Records for this exercise >>
------------------------

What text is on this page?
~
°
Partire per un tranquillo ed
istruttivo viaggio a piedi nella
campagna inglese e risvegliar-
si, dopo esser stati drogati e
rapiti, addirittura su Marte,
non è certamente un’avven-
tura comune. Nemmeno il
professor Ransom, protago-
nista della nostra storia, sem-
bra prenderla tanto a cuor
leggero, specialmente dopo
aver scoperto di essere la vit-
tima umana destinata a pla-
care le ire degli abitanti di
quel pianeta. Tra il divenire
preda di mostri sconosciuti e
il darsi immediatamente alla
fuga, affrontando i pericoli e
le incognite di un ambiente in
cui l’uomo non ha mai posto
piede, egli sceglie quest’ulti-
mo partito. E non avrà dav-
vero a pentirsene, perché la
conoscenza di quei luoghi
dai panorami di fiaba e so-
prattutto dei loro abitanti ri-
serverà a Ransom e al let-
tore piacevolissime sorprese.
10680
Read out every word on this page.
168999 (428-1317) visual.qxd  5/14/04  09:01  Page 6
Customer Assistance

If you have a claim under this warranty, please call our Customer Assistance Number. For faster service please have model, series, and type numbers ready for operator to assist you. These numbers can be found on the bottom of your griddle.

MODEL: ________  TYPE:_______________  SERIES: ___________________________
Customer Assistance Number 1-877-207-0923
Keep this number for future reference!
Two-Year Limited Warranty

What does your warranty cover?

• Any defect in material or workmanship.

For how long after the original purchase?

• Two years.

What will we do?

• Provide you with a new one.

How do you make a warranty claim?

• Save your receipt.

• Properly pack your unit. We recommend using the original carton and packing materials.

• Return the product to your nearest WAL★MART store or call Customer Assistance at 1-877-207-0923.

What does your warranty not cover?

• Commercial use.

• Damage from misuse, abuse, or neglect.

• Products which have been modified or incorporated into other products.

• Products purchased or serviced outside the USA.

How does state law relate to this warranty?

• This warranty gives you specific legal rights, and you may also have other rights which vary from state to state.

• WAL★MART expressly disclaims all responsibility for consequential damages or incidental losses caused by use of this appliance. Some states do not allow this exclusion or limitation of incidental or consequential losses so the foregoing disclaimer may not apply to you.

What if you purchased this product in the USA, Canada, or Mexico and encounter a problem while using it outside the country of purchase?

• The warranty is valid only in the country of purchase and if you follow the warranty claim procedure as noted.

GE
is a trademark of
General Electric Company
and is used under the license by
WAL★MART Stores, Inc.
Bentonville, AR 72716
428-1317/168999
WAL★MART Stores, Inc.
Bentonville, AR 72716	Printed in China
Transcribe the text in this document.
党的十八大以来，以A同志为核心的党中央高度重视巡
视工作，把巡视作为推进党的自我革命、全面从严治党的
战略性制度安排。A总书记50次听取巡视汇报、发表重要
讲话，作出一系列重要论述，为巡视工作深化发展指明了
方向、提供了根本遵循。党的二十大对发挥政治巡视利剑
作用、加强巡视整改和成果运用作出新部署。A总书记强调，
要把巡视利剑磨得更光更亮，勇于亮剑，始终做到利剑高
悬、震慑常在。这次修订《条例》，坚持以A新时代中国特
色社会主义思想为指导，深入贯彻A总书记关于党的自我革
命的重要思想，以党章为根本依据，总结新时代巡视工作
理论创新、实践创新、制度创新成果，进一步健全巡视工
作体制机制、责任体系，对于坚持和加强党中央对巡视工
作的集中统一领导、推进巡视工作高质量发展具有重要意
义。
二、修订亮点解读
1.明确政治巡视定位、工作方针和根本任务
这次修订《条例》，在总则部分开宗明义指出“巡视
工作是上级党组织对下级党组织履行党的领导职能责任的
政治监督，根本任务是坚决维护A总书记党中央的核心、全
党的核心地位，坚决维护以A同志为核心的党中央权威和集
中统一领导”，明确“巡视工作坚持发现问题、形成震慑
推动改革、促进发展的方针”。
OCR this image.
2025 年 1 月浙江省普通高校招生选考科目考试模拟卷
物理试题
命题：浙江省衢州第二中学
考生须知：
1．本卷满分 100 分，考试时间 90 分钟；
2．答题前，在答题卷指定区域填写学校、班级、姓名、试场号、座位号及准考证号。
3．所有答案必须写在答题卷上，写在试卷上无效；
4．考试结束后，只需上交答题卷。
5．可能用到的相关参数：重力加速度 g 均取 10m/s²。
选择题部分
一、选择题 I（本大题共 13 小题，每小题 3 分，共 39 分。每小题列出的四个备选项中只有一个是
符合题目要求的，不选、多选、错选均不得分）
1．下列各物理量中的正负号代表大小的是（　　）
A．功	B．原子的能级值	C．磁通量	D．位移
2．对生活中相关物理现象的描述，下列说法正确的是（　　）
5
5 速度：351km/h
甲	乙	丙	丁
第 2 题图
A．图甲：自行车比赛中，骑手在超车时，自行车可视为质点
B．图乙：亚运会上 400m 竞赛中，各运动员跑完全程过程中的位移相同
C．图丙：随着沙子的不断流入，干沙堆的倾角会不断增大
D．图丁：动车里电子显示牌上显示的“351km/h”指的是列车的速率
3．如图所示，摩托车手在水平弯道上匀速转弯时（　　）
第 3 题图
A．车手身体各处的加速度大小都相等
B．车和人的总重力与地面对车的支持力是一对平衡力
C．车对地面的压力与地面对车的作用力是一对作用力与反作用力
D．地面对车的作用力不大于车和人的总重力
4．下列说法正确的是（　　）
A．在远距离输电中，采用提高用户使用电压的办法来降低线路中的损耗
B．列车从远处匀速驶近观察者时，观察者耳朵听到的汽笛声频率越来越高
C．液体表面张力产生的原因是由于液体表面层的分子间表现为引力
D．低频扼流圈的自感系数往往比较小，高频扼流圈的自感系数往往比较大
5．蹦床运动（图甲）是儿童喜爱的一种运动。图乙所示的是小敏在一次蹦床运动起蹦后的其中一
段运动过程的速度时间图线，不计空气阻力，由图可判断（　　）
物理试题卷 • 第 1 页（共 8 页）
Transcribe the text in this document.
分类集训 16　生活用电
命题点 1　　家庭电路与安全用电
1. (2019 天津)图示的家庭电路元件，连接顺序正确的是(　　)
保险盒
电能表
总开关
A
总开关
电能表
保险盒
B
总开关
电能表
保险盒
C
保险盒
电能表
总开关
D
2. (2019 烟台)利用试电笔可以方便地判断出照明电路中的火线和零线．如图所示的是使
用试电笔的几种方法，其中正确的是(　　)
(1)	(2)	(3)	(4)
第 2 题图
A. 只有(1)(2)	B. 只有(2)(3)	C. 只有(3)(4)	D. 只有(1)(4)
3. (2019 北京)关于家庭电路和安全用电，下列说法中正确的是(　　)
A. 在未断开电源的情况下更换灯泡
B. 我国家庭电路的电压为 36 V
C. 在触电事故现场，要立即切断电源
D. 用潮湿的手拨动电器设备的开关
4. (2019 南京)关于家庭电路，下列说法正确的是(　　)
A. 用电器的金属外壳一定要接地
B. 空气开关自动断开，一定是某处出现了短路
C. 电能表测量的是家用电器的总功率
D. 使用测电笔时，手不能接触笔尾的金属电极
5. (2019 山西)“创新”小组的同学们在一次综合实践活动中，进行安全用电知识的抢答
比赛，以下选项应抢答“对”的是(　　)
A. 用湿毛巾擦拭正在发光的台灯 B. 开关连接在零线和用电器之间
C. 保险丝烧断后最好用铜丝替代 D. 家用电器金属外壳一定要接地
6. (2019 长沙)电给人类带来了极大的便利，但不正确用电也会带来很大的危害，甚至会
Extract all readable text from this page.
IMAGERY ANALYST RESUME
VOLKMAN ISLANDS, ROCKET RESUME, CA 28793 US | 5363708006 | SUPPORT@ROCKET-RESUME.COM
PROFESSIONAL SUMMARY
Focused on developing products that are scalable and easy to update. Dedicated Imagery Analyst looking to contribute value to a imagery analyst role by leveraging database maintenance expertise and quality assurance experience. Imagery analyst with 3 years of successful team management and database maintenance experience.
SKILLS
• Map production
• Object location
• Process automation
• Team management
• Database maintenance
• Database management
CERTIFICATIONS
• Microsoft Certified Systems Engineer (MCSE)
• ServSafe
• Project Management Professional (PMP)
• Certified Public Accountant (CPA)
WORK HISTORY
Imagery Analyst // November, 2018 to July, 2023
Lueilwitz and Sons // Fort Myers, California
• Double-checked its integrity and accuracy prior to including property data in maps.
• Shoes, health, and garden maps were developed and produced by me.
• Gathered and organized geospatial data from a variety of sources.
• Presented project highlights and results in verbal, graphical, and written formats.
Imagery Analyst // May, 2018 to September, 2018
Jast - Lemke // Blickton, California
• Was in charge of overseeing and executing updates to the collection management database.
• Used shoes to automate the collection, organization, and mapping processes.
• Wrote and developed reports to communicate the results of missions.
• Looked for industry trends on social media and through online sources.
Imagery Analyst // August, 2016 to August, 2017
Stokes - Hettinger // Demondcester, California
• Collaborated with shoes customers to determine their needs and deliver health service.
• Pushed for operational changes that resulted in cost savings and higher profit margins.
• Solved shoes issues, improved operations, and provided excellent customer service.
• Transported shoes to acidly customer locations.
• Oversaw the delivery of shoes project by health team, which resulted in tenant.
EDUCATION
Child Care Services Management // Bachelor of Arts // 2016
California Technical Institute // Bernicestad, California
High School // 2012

------------------------

Set task >>
Scan the entries above and work out how many lines include the word "original"; the reply is that number alone.

Task output >>
2